Prompt -> Please count the lines of the data below that contain the string "model", and reply with only that number.

Working data ->

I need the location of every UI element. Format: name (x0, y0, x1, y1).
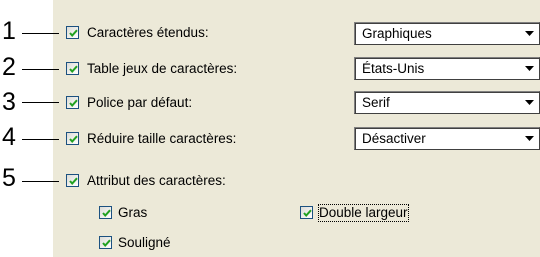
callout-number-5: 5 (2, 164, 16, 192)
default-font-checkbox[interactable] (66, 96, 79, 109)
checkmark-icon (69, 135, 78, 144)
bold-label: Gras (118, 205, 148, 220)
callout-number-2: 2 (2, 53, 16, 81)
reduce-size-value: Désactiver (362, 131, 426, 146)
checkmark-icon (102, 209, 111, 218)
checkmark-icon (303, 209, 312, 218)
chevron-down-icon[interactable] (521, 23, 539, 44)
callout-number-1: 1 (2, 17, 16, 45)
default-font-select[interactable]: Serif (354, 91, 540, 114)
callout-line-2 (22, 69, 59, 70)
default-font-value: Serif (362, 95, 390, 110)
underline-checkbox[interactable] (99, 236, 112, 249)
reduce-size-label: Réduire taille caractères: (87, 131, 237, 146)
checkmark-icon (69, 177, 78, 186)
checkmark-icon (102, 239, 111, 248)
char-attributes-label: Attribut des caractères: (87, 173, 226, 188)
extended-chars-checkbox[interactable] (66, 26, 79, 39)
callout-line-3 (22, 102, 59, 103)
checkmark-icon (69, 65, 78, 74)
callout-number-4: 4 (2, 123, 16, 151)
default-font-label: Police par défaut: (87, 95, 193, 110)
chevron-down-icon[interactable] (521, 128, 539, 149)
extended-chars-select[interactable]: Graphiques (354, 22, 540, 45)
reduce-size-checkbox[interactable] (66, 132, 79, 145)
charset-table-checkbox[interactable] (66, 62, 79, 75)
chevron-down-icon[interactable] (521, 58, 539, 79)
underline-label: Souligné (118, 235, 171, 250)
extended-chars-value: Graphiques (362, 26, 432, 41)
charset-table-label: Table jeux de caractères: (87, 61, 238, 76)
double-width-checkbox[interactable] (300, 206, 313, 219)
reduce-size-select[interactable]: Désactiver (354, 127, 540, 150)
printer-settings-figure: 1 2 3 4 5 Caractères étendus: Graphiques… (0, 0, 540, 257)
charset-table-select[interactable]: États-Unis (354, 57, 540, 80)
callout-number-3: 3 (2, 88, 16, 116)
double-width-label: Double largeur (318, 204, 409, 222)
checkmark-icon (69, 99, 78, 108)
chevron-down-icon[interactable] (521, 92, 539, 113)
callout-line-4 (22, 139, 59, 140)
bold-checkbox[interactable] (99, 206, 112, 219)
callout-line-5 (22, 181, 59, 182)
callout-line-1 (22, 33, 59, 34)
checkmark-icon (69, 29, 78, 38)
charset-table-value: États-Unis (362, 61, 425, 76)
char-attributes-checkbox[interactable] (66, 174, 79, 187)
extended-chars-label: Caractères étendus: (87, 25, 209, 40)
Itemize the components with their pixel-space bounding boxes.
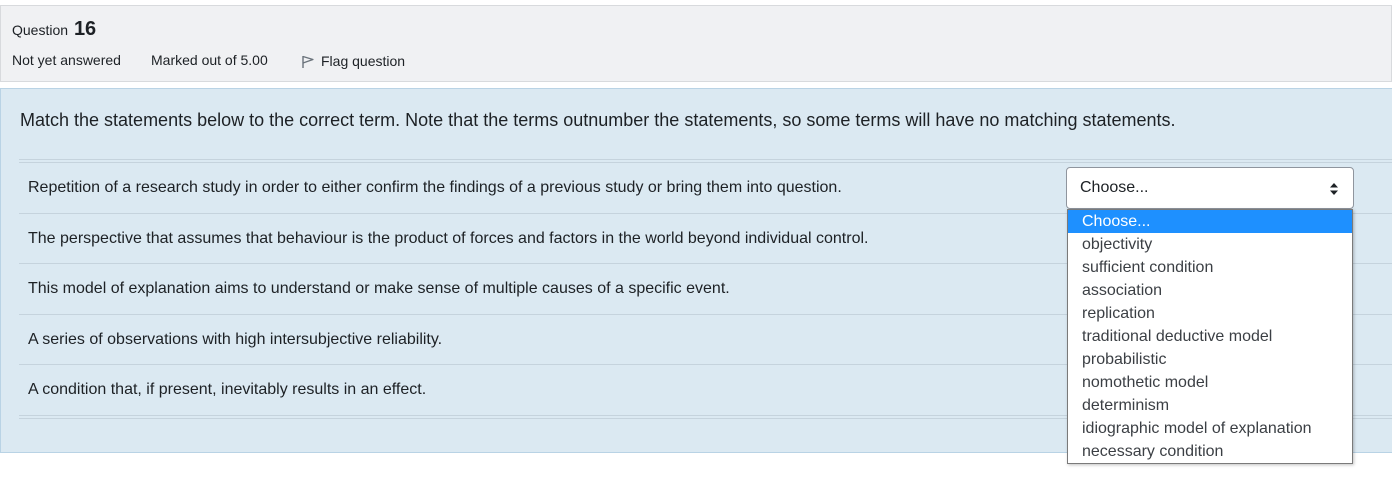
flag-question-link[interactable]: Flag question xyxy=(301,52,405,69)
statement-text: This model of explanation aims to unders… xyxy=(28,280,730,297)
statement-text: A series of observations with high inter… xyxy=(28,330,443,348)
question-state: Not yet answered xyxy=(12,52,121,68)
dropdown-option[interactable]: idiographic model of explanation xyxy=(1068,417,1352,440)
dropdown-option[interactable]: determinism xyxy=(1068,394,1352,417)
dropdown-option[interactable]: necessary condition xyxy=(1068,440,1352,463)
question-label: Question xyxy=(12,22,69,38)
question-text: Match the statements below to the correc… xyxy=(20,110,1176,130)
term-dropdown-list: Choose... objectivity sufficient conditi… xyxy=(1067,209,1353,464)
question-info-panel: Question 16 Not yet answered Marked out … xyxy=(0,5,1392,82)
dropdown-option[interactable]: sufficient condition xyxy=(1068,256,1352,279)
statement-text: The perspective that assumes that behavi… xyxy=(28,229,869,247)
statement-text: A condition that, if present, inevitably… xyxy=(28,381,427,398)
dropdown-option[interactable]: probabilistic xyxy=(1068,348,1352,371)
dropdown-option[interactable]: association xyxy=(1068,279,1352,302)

Reply -> 2